● Input material:
■ ■ ■ ■

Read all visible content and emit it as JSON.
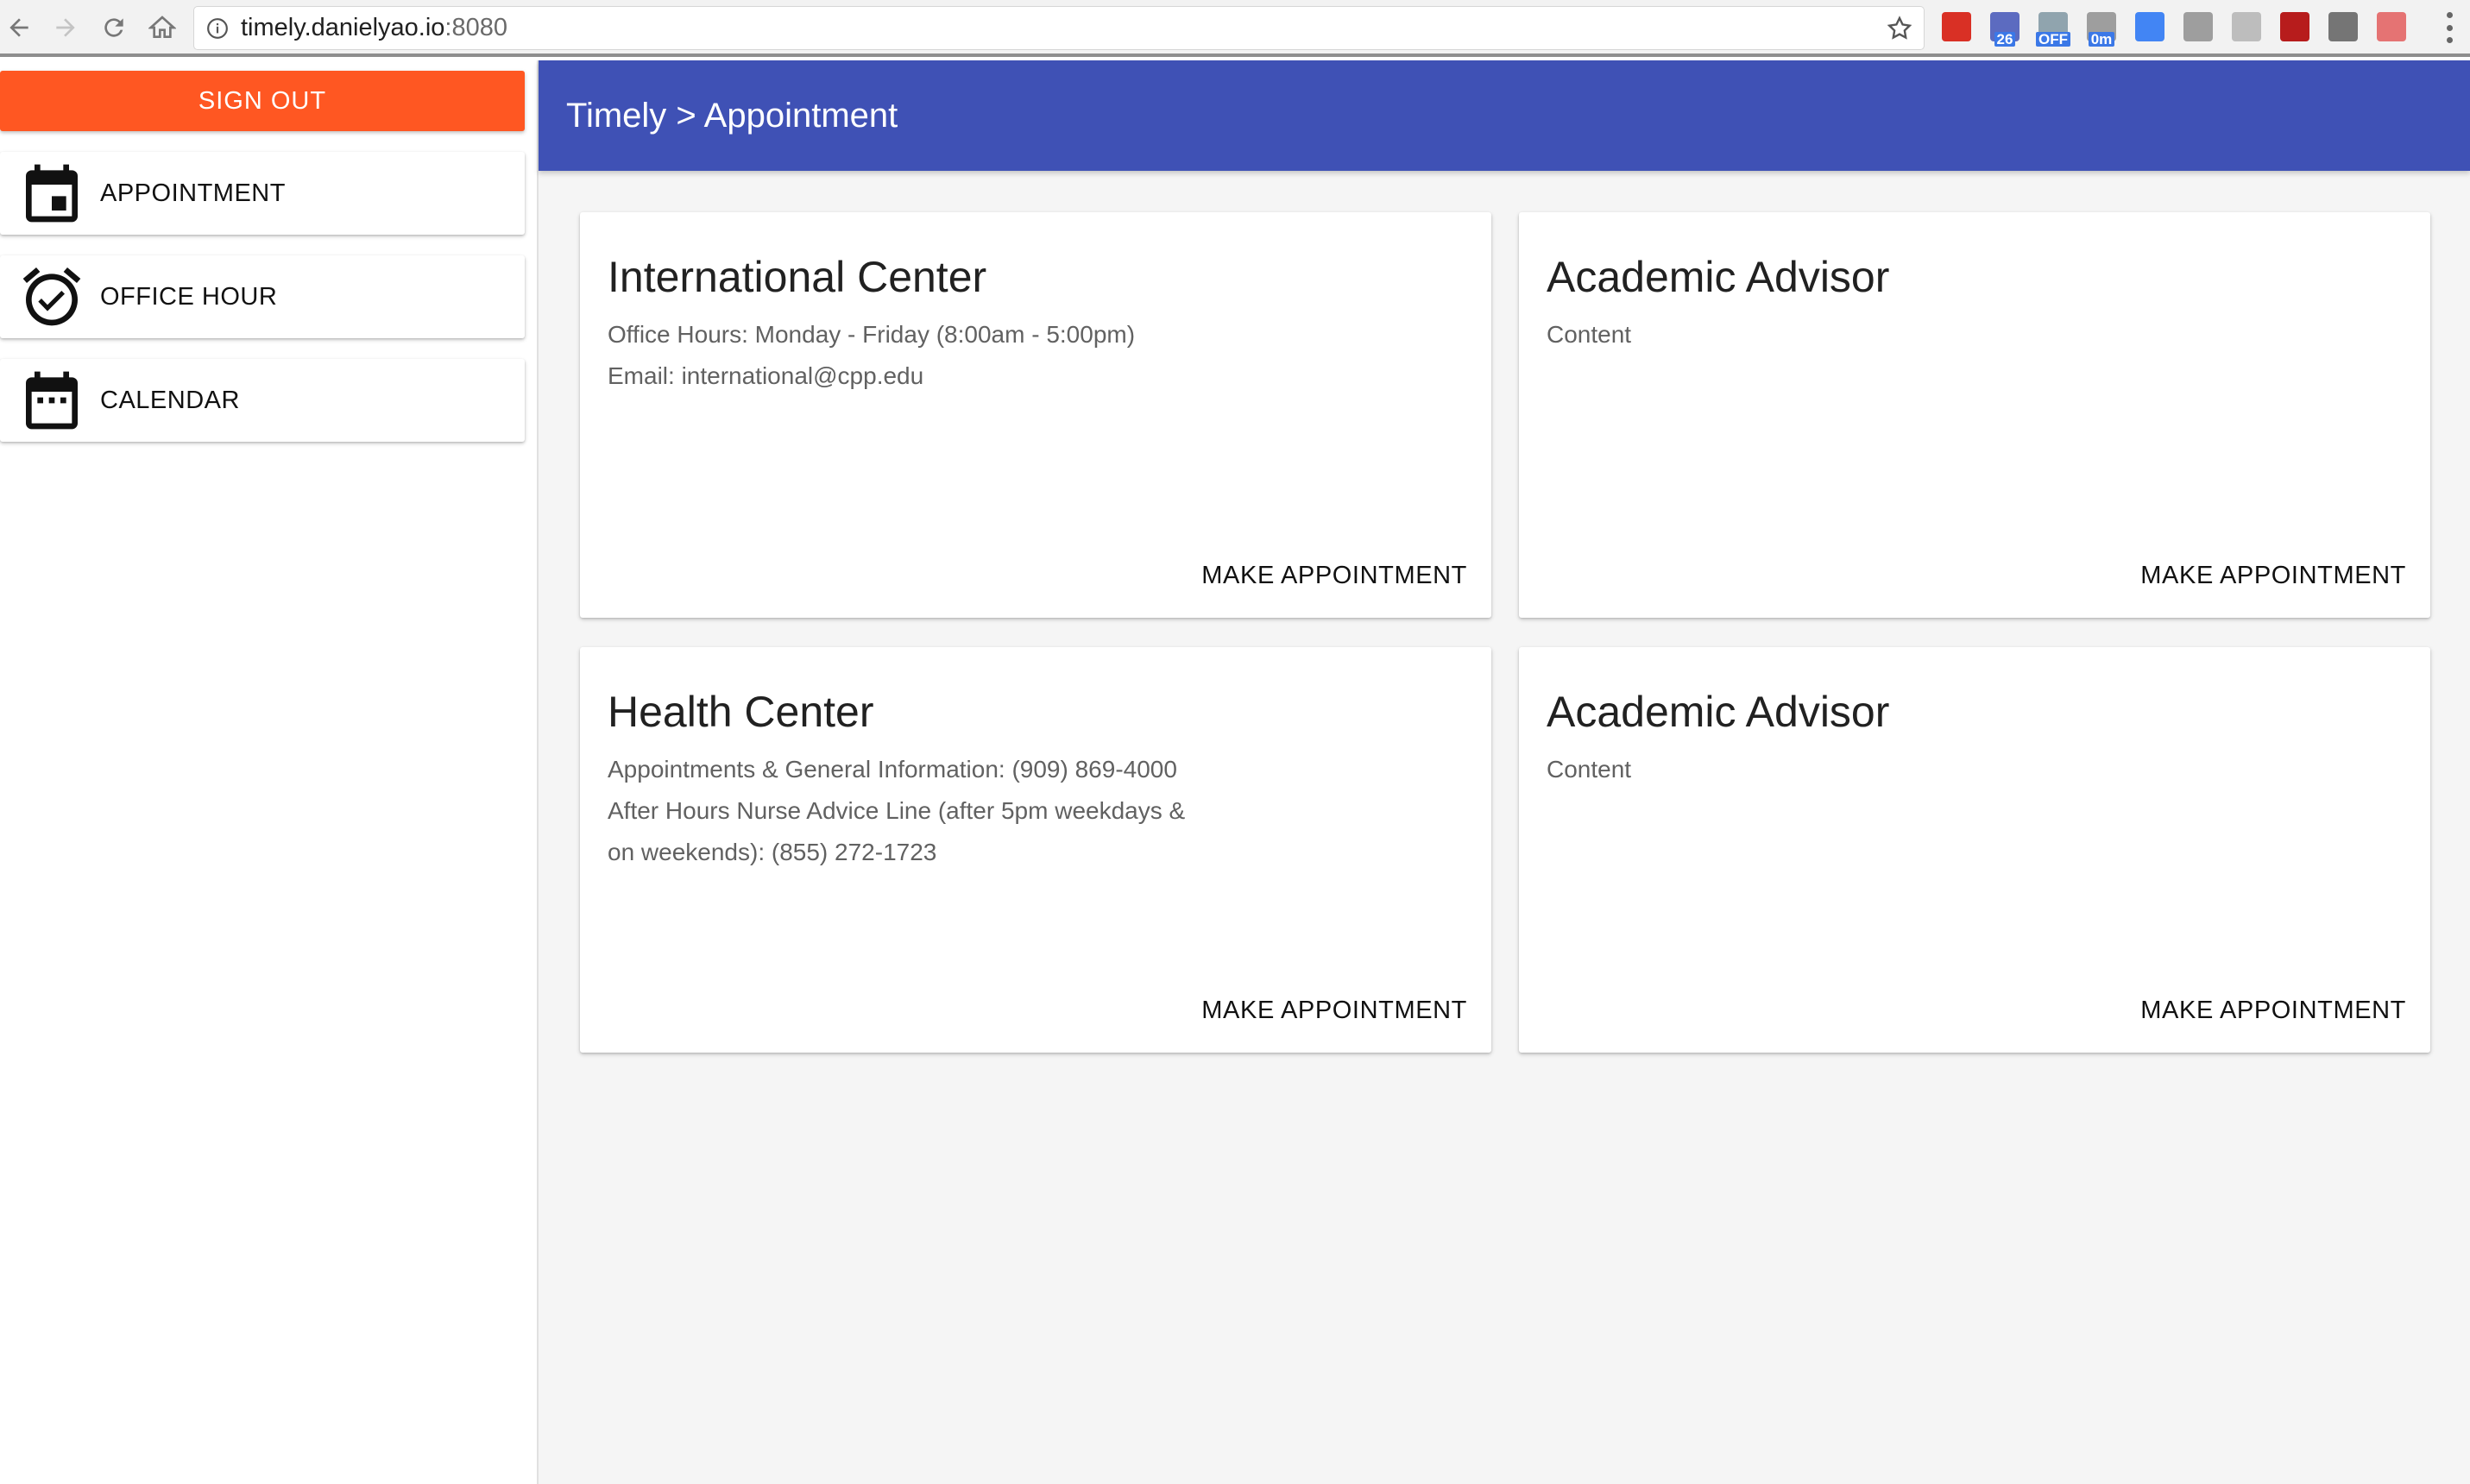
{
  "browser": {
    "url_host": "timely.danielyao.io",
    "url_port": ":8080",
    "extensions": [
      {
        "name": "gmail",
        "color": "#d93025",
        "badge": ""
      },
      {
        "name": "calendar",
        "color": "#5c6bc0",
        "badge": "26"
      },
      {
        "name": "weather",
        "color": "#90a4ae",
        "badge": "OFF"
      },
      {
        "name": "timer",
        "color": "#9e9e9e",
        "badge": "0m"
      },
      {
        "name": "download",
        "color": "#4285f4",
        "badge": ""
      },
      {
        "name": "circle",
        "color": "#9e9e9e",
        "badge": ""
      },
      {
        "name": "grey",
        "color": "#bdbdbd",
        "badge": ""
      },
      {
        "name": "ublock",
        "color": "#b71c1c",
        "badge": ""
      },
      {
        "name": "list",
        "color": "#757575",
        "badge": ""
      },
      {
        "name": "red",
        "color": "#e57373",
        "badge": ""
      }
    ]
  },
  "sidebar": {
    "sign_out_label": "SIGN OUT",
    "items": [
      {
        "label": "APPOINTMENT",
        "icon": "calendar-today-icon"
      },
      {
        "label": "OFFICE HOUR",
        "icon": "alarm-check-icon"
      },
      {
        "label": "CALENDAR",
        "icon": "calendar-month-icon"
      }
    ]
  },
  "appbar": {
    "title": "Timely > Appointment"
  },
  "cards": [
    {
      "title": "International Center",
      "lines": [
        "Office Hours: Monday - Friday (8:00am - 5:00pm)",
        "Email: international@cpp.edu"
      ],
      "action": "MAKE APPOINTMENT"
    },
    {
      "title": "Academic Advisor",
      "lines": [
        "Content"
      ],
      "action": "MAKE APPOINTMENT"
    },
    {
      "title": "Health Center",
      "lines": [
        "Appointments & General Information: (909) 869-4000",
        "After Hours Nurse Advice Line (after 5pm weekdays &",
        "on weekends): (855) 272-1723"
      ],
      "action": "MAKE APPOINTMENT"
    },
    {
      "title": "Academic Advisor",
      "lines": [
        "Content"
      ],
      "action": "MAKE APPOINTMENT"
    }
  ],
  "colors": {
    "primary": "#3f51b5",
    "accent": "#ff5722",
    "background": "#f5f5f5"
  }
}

■ ■ ■ ■

● Goal:
Go through the records and pull out each line that includes the word "title".

● Answer in full:
    "title": "Timely > Appointment"
      "title": "International Center",
      "title": "Academic Advisor",
      "title": "Health Center",
      "title": "Academic Advisor",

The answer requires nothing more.